» **Work to complete**: Swap "gas-sparged" for "gas-injected" in the lines from the one containing "Patent image size: (816, 528)." up to and including the one containing "The inlet 11 is at (203, 263).", leaving everything else in them unchanged. Return only those lines.

» **Given records**:
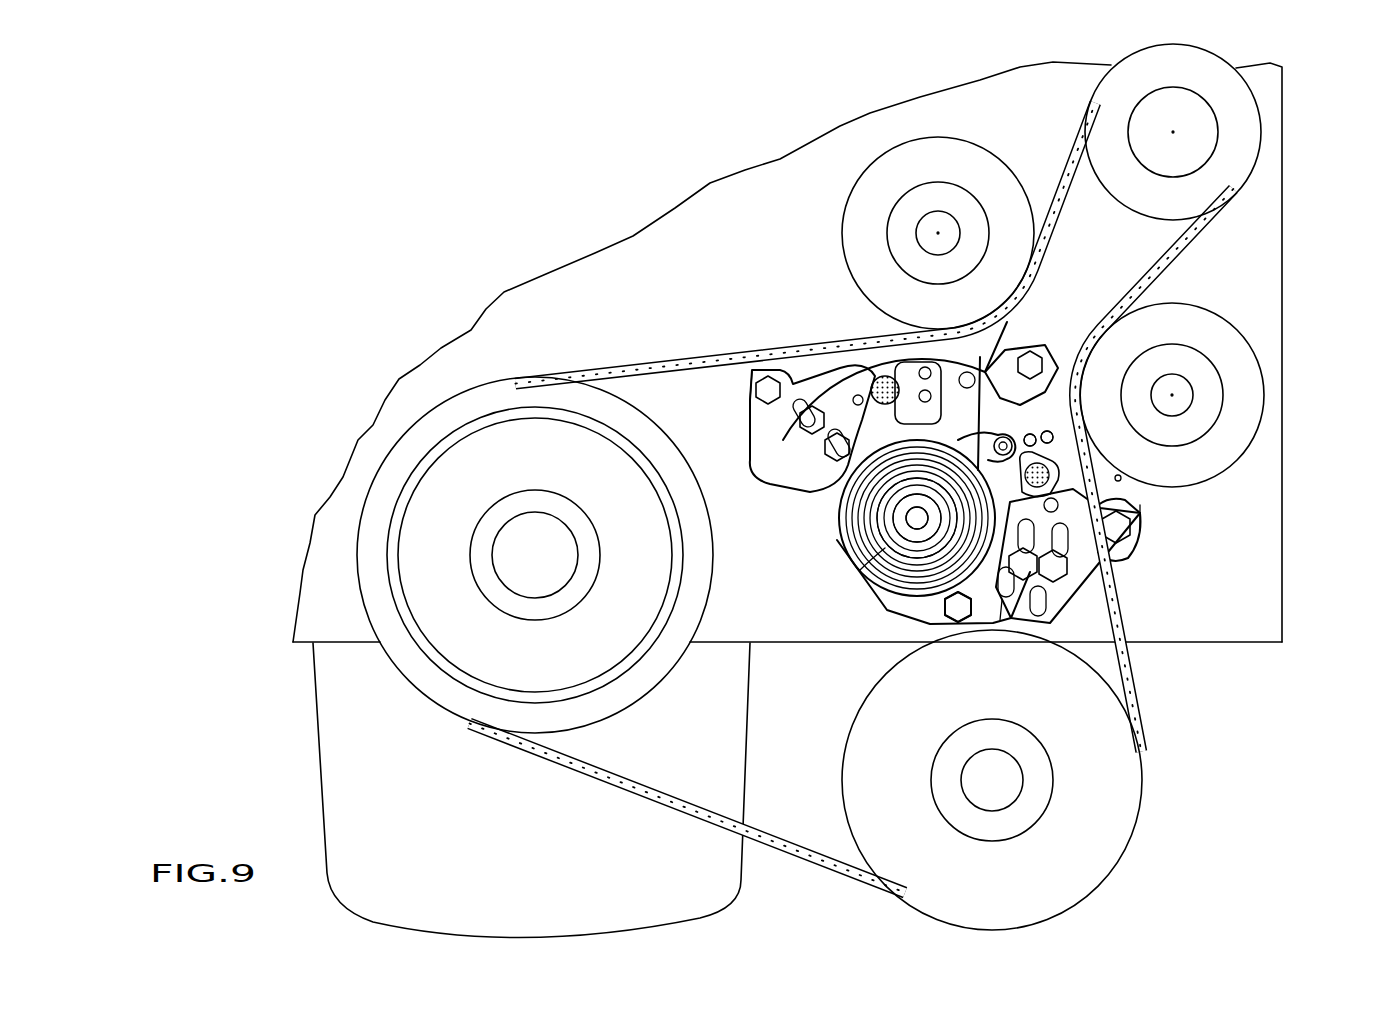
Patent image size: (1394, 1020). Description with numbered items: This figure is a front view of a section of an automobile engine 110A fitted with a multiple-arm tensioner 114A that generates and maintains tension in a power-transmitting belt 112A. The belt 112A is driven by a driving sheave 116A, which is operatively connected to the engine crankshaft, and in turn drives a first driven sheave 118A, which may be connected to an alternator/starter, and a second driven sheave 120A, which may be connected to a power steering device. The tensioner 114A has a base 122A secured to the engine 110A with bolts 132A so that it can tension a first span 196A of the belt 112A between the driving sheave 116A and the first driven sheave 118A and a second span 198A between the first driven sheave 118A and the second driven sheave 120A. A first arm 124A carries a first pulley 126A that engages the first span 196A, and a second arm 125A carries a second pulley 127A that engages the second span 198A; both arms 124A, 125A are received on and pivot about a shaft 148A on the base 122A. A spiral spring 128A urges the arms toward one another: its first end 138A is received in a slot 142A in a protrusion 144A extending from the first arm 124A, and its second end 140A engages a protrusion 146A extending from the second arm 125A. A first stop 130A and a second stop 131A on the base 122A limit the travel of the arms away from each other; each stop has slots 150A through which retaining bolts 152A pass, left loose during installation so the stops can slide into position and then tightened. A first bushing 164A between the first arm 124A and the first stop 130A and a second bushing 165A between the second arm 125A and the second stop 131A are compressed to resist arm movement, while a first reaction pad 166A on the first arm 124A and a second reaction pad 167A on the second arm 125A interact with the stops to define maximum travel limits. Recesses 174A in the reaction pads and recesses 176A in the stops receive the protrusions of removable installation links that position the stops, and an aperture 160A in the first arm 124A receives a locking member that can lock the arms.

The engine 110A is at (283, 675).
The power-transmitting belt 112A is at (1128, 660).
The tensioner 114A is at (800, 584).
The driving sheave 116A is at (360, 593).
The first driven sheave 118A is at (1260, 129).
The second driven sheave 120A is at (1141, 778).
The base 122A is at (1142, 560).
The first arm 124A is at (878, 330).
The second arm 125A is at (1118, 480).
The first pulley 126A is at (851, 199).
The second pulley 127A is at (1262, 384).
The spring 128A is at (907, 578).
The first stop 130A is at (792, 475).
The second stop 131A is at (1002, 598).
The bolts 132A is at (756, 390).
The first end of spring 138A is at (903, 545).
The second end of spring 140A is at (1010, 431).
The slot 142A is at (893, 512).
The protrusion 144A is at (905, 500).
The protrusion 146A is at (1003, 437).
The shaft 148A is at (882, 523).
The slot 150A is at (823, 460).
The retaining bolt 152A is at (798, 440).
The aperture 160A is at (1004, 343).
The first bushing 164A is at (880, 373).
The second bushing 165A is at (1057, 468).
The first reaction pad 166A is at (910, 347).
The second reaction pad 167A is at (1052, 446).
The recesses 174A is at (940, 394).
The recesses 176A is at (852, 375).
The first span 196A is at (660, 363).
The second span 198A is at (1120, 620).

* * *

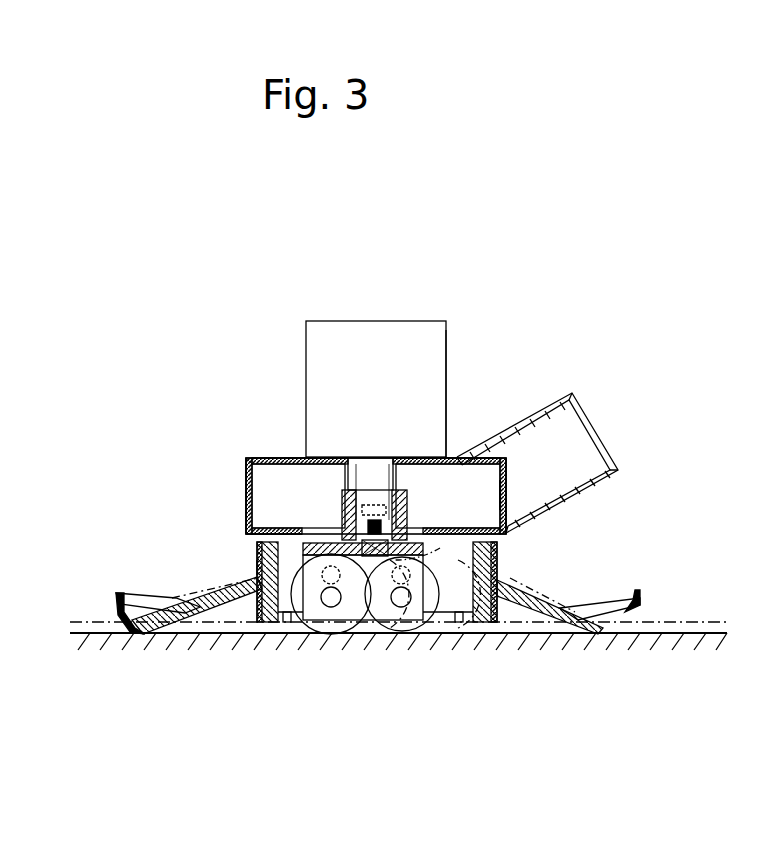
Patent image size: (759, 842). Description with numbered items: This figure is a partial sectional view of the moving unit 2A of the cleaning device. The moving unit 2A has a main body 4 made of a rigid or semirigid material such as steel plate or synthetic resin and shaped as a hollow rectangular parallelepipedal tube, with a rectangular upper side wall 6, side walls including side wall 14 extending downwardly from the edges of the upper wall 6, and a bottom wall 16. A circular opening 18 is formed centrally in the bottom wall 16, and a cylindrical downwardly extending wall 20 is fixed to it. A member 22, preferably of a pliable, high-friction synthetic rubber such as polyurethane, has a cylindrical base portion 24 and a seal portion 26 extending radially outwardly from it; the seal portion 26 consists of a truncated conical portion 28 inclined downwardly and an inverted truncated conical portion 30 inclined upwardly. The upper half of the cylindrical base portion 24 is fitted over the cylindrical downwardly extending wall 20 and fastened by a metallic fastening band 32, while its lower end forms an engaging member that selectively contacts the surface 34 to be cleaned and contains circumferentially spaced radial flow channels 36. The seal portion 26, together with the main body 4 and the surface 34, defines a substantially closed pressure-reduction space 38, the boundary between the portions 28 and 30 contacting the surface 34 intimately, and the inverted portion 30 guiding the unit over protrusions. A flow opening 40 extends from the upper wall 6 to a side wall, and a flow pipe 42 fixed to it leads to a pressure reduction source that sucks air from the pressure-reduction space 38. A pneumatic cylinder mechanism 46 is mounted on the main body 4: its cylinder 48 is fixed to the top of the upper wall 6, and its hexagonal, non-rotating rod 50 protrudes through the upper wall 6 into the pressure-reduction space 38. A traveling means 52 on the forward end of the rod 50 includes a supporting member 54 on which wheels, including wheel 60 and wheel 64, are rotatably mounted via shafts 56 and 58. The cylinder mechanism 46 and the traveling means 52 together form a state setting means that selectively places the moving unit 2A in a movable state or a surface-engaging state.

...

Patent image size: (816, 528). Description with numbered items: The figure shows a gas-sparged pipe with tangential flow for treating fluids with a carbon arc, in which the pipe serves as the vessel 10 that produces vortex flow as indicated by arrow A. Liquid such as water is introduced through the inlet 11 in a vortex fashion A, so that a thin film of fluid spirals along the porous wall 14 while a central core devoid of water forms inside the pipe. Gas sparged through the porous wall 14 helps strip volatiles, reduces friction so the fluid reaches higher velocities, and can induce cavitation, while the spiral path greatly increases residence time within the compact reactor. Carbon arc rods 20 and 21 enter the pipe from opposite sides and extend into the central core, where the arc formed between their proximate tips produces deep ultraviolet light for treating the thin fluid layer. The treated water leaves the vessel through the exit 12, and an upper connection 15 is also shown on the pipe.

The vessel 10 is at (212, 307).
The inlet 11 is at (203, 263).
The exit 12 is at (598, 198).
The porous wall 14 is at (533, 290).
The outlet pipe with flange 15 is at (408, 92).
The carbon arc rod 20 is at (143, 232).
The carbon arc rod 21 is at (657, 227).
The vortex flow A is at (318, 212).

» **Answer in full**:
Patent image size: (816, 528). Description with numbered items: The figure shows a gas-injected pipe with tangential flow for treating fluids with a carbon arc, in which the pipe serves as the vessel 10 that produces vortex flow as indicated by arrow A. Liquid such as water is introduced through the inlet 11 in a vortex fashion A, so that a thin film of fluid spirals along the porous wall 14 while a central core devoid of water forms inside the pipe. Gas sparged through the porous wall 14 helps strip volatiles, reduces friction so the fluid reaches higher velocities, and can induce cavitation, while the spiral path greatly increases residence time within the compact reactor. Carbon arc rods 20 and 21 enter the pipe from opposite sides and extend into the central core, where the arc formed between their proximate tips produces deep ultraviolet light for treating the thin fluid layer. The treated water leaves the vessel through the exit 12, and an upper connection 15 is also shown on the pipe.

The vessel 10 is at (212, 307).
The inlet 11 is at (203, 263).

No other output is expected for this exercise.